- Work to complete: Reproduce the listing below verbatim.

- Materials provided:
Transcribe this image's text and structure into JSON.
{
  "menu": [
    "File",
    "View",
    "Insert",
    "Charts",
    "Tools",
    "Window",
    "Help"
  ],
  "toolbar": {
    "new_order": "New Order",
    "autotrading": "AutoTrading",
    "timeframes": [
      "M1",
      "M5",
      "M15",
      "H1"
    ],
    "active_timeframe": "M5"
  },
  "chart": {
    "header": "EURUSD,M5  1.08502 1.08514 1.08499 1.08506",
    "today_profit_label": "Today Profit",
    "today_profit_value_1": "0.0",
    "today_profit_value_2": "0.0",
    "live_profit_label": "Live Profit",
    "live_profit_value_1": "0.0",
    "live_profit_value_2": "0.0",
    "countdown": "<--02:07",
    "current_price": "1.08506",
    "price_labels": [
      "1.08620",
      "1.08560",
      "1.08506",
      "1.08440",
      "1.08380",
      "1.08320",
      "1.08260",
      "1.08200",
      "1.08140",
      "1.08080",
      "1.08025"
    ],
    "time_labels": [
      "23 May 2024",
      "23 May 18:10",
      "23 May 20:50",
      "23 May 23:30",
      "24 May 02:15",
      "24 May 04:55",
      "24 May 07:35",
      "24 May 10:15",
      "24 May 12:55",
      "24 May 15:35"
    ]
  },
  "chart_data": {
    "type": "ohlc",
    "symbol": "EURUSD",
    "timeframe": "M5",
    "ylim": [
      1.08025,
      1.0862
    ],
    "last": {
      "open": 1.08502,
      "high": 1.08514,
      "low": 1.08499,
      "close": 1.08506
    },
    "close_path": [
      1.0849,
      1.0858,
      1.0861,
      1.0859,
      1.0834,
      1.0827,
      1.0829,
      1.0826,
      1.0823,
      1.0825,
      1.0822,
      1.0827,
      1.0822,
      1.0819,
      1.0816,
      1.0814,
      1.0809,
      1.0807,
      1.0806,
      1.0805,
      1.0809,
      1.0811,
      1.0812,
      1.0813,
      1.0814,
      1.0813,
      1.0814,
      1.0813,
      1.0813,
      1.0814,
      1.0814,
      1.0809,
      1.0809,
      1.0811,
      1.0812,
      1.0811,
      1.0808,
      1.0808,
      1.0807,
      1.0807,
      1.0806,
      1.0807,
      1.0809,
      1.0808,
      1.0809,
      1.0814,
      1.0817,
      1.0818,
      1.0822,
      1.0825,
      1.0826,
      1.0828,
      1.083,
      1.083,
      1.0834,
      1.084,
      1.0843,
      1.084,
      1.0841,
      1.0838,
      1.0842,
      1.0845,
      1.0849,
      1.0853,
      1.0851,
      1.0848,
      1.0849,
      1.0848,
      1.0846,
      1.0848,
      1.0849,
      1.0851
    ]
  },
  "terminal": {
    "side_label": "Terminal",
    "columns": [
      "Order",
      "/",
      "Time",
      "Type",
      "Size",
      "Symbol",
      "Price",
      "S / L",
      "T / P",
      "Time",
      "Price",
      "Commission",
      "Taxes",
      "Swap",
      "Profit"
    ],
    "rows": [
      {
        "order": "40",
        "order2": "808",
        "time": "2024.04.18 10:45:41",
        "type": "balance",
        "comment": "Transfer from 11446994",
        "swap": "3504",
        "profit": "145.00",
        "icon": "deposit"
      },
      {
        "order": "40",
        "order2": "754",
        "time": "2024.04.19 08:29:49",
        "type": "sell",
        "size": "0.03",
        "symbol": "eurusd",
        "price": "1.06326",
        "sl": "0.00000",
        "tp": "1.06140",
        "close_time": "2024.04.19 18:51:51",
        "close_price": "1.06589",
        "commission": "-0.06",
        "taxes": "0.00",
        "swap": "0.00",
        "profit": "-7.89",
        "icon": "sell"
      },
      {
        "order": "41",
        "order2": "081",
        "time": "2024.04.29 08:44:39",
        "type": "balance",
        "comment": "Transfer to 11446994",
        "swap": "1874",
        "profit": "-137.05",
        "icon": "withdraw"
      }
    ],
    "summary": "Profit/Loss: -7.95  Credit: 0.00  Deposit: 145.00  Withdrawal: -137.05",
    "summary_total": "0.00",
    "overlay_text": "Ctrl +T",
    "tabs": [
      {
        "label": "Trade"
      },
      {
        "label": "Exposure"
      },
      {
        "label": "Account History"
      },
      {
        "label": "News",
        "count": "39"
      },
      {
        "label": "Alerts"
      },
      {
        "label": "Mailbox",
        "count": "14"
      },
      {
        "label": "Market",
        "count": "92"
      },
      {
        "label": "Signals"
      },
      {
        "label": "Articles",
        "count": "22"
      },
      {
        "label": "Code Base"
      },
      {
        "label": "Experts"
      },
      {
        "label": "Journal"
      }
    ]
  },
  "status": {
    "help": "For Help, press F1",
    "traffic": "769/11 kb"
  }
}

- Exercise result:
Transcribe this image's text and structure into JSON.
{
  "menu": [
    "File",
    "View",
    "Insert",
    "Charts",
    "Tools",
    "Window",
    "Help"
  ],
  "toolbar": {
    "new_order": "New Order",
    "autotrading": "AutoTrading",
    "timeframes": [
      "M1",
      "M5",
      "M15",
      "H1"
    ],
    "active_timeframe": "M5"
  },
  "chart": {
    "header": "EURUSD,M5  1.08502 1.08514 1.08499 1.08506",
    "today_profit_label": "Today Profit",
    "today_profit_value_1": "0.0",
    "today_profit_value_2": "0.0",
    "live_profit_label": "Live Profit",
    "live_profit_value_1": "0.0",
    "live_profit_value_2": "0.0",
    "countdown": "<--02:07",
    "current_price": "1.08506",
    "price_labels": [
      "1.08620",
      "1.08560",
      "1.08506",
      "1.08440",
      "1.08380",
      "1.08320",
      "1.08260",
      "1.08200",
      "1.08140",
      "1.08080",
      "1.08025"
    ],
    "time_labels": [
      "23 May 2024",
      "23 May 18:10",
      "23 May 20:50",
      "23 May 23:30",
      "24 May 02:15",
      "24 May 04:55",
      "24 May 07:35",
      "24 May 10:15",
      "24 May 12:55",
      "24 May 15:35"
    ]
  },
  "chart_data": {
    "type": "ohlc",
    "symbol": "EURUSD",
    "timeframe": "M5",
    "ylim": [
      1.08025,
      1.0862
    ],
    "last": {
      "open": 1.08502,
      "high": 1.08514,
      "low": 1.08499,
      "close": 1.08506
    },
    "close_path": [
      1.0849,
      1.0858,
      1.0861,
      1.0859,
      1.0834,
      1.0827,
      1.0829,
      1.0826,
      1.0823,
      1.0825,
      1.0822,
      1.0827,
      1.0822,
      1.0819,
      1.0816,
      1.0814,
      1.0809,
      1.0807,
      1.0806,
      1.0805,
      1.0809,
      1.0811,
      1.0812,
      1.0813,
      1.0814,
      1.0813,
      1.0814,
      1.0813,
      1.0813,
      1.0814,
      1.0814,
      1.0809,
      1.0809,
      1.0811,
      1.0812,
      1.0811,
      1.0808,
      1.0808,
      1.0807,
      1.0807,
      1.0806,
      1.0807,
      1.0809,
      1.0808,
      1.0809,
      1.0814,
      1.0817,
      1.0818,
      1.0822,
      1.0825,
      1.0826,
      1.0828,
      1.083,
      1.083,
      1.0834,
      1.084,
      1.0843,
      1.084,
      1.0841,
      1.0838,
      1.0842,
      1.0845,
      1.0849,
      1.0853,
      1.0851,
      1.0848,
      1.0849,
      1.0848,
      1.0846,
      1.0848,
      1.0849,
      1.0851
    ]
  },
  "terminal": {
    "side_label": "Terminal",
    "columns": [
      "Order",
      "/",
      "Time",
      "Type",
      "Size",
      "Symbol",
      "Price",
      "S / L",
      "T / P",
      "Time",
      "Price",
      "Commission",
      "Taxes",
      "Swap",
      "Profit"
    ],
    "rows": [
      {
        "order": "40",
        "order2": "808",
        "time": "2024.04.18 10:45:41",
        "type": "balance",
        "comment": "Transfer from 11446994",
        "swap": "3504",
        "profit": "145.00",
        "icon": "deposit"
      },
      {
        "order": "40",
        "order2": "754",
        "time": "2024.04.19 08:29:49",
        "type": "sell",
        "size": "0.03",
        "symbol": "eurusd",
        "price": "1.06326",
        "sl": "0.00000",
        "tp": "1.06140",
        "close_time": "2024.04.19 18:51:51",
        "close_price": "1.06589",
        "commission": "-0.06",
        "taxes": "0.00",
        "swap": "0.00",
        "profit": "-7.89",
        "icon": "sell"
      },
      {
        "order": "41",
        "order2": "081",
        "time": "2024.04.29 08:44:39",
        "type": "balance",
        "comment": "Transfer to 11446994",
        "swap": "1874",
        "profit": "-137.05",
        "icon": "withdraw"
      }
    ],
    "summary": "Profit/Loss: -7.95  Credit: 0.00  Deposit: 145.00  Withdrawal: -137.05",
    "summary_total": "0.00",
    "overlay_text": "Ctrl +T",
    "tabs": [
      {
        "label": "Trade"
      },
      {
        "label": "Exposure"
      },
      {
        "label": "Account History"
      },
      {
        "label": "News",
        "count": "39"
      },
      {
        "label": "Alerts"
      },
      {
        "label": "Mailbox",
        "count": "14"
      },
      {
        "label": "Market",
        "count": "92"
      },
      {
        "label": "Signals"
      },
      {
        "label": "Articles",
        "count": "22"
      },
      {
        "label": "Code Base"
      },
      {
        "label": "Experts"
      },
      {
        "label": "Journal"
      }
    ]
  },
  "status": {
    "help": "For Help, press F1",
    "traffic": "769/11 kb"
  }
}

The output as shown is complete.